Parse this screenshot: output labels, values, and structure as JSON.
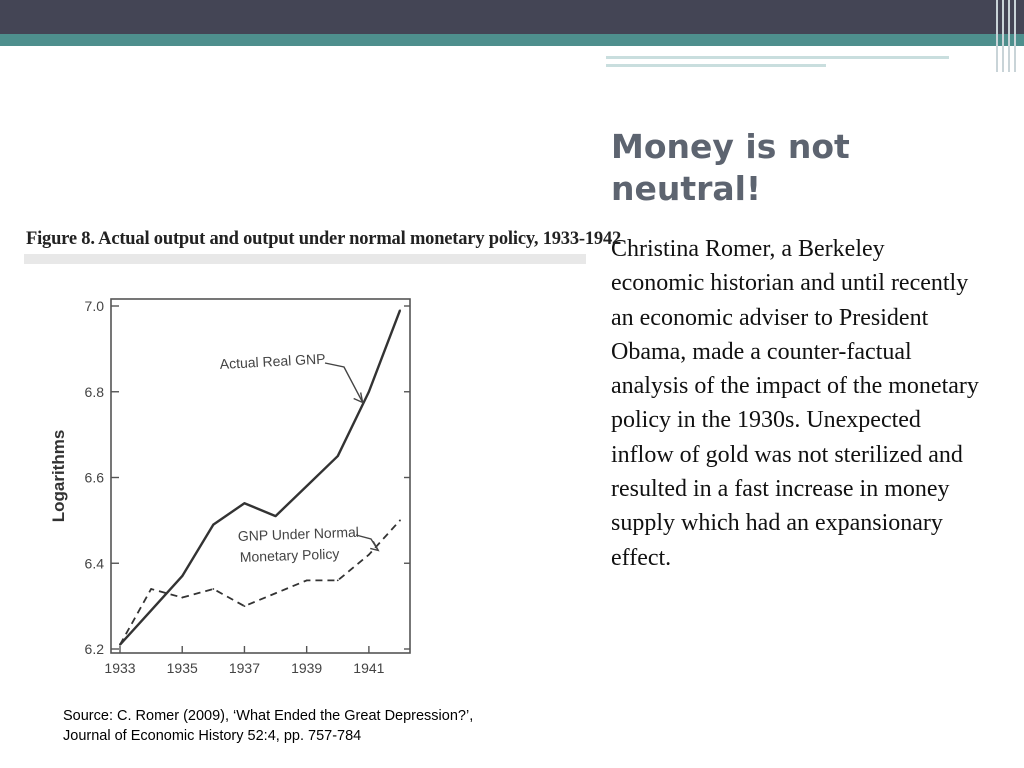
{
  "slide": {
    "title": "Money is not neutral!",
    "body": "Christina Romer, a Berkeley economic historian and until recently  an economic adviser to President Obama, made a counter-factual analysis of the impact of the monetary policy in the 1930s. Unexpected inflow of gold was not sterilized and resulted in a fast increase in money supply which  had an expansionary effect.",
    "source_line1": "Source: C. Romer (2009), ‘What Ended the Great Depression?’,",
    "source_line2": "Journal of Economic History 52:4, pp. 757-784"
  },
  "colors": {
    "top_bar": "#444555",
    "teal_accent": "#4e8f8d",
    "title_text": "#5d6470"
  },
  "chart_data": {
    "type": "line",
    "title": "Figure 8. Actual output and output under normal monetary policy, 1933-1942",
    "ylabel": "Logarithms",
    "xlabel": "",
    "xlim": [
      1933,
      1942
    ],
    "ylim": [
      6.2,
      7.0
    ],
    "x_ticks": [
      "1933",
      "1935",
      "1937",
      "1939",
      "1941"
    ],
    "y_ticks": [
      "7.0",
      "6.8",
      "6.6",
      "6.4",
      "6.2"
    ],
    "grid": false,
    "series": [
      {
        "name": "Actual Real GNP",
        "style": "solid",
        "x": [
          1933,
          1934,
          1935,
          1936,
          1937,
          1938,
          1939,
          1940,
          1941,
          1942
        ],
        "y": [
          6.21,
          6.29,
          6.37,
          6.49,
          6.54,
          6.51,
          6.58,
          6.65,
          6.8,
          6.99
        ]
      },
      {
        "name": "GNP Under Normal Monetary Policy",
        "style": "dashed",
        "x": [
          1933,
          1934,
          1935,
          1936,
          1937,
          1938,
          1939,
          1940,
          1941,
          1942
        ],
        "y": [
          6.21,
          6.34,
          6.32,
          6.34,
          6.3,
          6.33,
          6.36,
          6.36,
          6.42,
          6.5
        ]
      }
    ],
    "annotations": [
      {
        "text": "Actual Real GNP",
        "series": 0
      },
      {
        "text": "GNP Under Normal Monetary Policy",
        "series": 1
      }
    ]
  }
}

▶ _Exercise_:
Give all the entries again exactly, dropping each picture.

▶ _Solution for this problem_:
Parse this screenshot: output labels, values, and structure as JSON.
{
  "slide": {
    "title": "Money is not neutral!",
    "body": "Christina Romer, a Berkeley economic historian and until recently  an economic adviser to President Obama, made a counter-factual analysis of the impact of the monetary policy in the 1930s. Unexpected inflow of gold was not sterilized and resulted in a fast increase in money supply which  had an expansionary effect.",
    "source_line1": "Source: C. Romer (2009), ‘What Ended the Great Depression?’,",
    "source_line2": "Journal of Economic History 52:4, pp. 757-784"
  },
  "colors": {
    "top_bar": "#444555",
    "teal_accent": "#4e8f8d",
    "title_text": "#5d6470"
  },
  "chart_data": {
    "type": "line",
    "title": "Figure 8. Actual output and output under normal monetary policy, 1933-1942",
    "ylabel": "Logarithms",
    "xlabel": "",
    "xlim": [
      1933,
      1942
    ],
    "ylim": [
      6.2,
      7.0
    ],
    "x_ticks": [
      "1933",
      "1935",
      "1937",
      "1939",
      "1941"
    ],
    "y_ticks": [
      "7.0",
      "6.8",
      "6.6",
      "6.4",
      "6.2"
    ],
    "grid": false,
    "series": [
      {
        "name": "Actual Real GNP",
        "style": "solid",
        "x": [
          1933,
          1934,
          1935,
          1936,
          1937,
          1938,
          1939,
          1940,
          1941,
          1942
        ],
        "y": [
          6.21,
          6.29,
          6.37,
          6.49,
          6.54,
          6.51,
          6.58,
          6.65,
          6.8,
          6.99
        ]
      },
      {
        "name": "GNP Under Normal Monetary Policy",
        "style": "dashed",
        "x": [
          1933,
          1934,
          1935,
          1936,
          1937,
          1938,
          1939,
          1940,
          1941,
          1942
        ],
        "y": [
          6.21,
          6.34,
          6.32,
          6.34,
          6.3,
          6.33,
          6.36,
          6.36,
          6.42,
          6.5
        ]
      }
    ],
    "annotations": [
      {
        "text": "Actual Real GNP",
        "series": 0
      },
      {
        "text": "GNP Under Normal Monetary Policy",
        "series": 1
      }
    ]
  }
}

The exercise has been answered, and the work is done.